Problem requirements: Give a verbatim quotation of every record.

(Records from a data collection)
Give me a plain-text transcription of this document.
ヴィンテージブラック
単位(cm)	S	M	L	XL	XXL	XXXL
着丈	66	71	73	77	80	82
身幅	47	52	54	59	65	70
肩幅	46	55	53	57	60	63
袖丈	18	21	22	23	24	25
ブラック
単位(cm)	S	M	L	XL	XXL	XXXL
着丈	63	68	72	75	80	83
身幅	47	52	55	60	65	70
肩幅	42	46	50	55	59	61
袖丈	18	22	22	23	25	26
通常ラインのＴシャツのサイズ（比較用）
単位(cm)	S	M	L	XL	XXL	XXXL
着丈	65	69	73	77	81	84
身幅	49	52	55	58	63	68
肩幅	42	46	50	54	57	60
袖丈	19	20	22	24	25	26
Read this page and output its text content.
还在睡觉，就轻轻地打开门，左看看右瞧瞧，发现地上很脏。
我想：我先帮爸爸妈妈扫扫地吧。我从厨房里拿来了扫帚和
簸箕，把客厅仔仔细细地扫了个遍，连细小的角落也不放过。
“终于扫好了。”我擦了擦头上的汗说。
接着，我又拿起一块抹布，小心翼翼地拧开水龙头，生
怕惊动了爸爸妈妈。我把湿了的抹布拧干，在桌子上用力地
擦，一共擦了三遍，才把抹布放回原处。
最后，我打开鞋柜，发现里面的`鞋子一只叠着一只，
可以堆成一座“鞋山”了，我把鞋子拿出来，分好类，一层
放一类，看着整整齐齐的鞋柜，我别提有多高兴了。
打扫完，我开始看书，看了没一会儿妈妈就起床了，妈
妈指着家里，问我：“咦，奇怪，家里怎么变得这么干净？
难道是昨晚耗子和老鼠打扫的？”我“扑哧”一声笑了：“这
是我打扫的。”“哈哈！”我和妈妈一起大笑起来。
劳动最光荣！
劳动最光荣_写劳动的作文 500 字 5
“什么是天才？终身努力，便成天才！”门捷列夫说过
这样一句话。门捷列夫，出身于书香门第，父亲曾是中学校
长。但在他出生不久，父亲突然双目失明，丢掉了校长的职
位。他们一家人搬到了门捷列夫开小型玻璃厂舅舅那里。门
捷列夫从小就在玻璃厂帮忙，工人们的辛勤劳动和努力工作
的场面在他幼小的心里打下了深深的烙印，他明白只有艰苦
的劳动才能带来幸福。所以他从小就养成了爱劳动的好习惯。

Full response:
Give me a plain-text transcription of this document.
ヴィンテージブラック
単位(cm)	S	M	L	XL	XXL	XXXL
着丈	66	71	73	77	80	82
身幅	47	52	54	59	65	70
肩幅	46	55	53	57	60	63
袖丈	18	21	22	23	24	25
ブラック
単位(cm)	S	M	L	XL	XXL	XXXL
着丈	63	68	72	75	80	83
身幅	47	52	55	60	65	70
肩幅	42	46	50	55	59	61
袖丈	18	22	22	23	25	26
通常ラインのＴシャツのサイズ（比較用）
単位(cm)	S	M	L	XL	XXL	XXXL
着丈	65	69	73	77	81	84
身幅	49	52	55	58	63	68
肩幅	42	46	50	54	57	60
袖丈	19	20	22	24	25	26
Read this page and output its text content.
还在睡觉，就轻轻地打开门，左看看右瞧瞧，发现地上很脏。
我想：我先帮爸爸妈妈扫扫地吧。我从厨房里拿来了扫帚和
簸箕，把客厅仔仔细细地扫了个遍，连细小的角落也不放过。
“终于扫好了。”我擦了擦头上的汗说。
接着，我又拿起一块抹布，小心翼翼地拧开水龙头，生
怕惊动了爸爸妈妈。我把湿了的抹布拧干，在桌子上用力地
擦，一共擦了三遍，才把抹布放回原处。
最后，我打开鞋柜，发现里面的`鞋子一只叠着一只，
可以堆成一座“鞋山”了，我把鞋子拿出来，分好类，一层
放一类，看着整整齐齐的鞋柜，我别提有多高兴了。
打扫完，我开始看书，看了没一会儿妈妈就起床了，妈
妈指着家里，问我：“咦，奇怪，家里怎么变得这么干净？
难道是昨晚耗子和老鼠打扫的？”我“扑哧”一声笑了：“这
是我打扫的。”“哈哈！”我和妈妈一起大笑起来。
劳动最光荣！
劳动最光荣_写劳动的作文 500 字 5
“什么是天才？终身努力，便成天才！”门捷列夫说过
这样一句话。门捷列夫，出身于书香门第，父亲曾是中学校
长。但在他出生不久，父亲突然双目失明，丢掉了校长的职
位。他们一家人搬到了门捷列夫开小型玻璃厂舅舅那里。门
捷列夫从小就在玻璃厂帮忙，工人们的辛勤劳动和努力工作
的场面在他幼小的心里打下了深深的烙印，他明白只有艰苦
的劳动才能带来幸福。所以他从小就养成了爱劳动的好习惯。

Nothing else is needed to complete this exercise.